> Record extracts
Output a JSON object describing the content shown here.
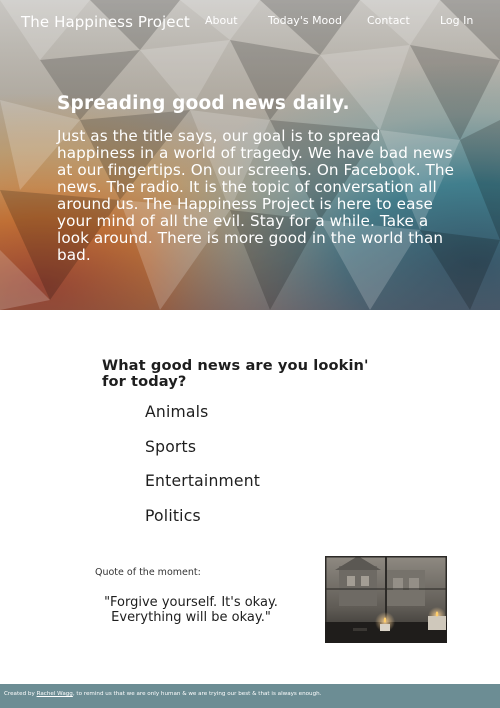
{
  "nav": {
    "brand": "The Happiness Project",
    "links": [
      "About",
      "Today's Mood",
      "Contact",
      "Log In"
    ]
  },
  "hero": {
    "title": "Spreading good news daily.",
    "body": "Just as the title says, our goal is to spread happiness in a world of tragedy. We have bad news at our fingertips. On our screens. On Facebook. The news. The radio. It is the topic of conversation all around us. The Happiness Project is here to ease your mind of all the evil. Stay for a while. Take a look around. There is more good in the world than bad."
  },
  "question": "What good news are you lookin' for today?",
  "categories": [
    "Animals",
    "Sports",
    "Entertainment",
    "Politics"
  ],
  "quote": {
    "label": "Quote of the moment:",
    "text": "\"Forgive yourself. It's okay. Everything will be okay.\""
  },
  "footer": {
    "prefix": "Created by",
    "author": "Rachel Wagg",
    "suffix": ", to remind us that we are only human & we are trying our best & that is always enough."
  },
  "colors": {
    "footer_bg": "#6c8d94",
    "hero_warm": "#e0772a",
    "hero_cool": "#2e7e95"
  }
}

> What is expected
Transcribe the records verbatim and omit the images.

> Final result
Output a JSON object describing the content shown here.
{
  "nav": {
    "brand": "The Happiness Project",
    "links": [
      "About",
      "Today's Mood",
      "Contact",
      "Log In"
    ]
  },
  "hero": {
    "title": "Spreading good news daily.",
    "body": "Just as the title says, our goal is to spread happiness in a world of tragedy. We have bad news at our fingertips. On our screens. On Facebook. The news. The radio. It is the topic of conversation all around us. The Happiness Project is here to ease your mind of all the evil. Stay for a while. Take a look around. There is more good in the world than bad."
  },
  "question": "What good news are you lookin' for today?",
  "categories": [
    "Animals",
    "Sports",
    "Entertainment",
    "Politics"
  ],
  "quote": {
    "label": "Quote of the moment:",
    "text": "\"Forgive yourself. It's okay. Everything will be okay.\""
  },
  "footer": {
    "prefix": "Created by",
    "author": "Rachel Wagg",
    "suffix": ", to remind us that we are only human & we are trying our best & that is always enough."
  },
  "colors": {
    "footer_bg": "#6c8d94",
    "hero_warm": "#e0772a",
    "hero_cool": "#2e7e95"
  }
}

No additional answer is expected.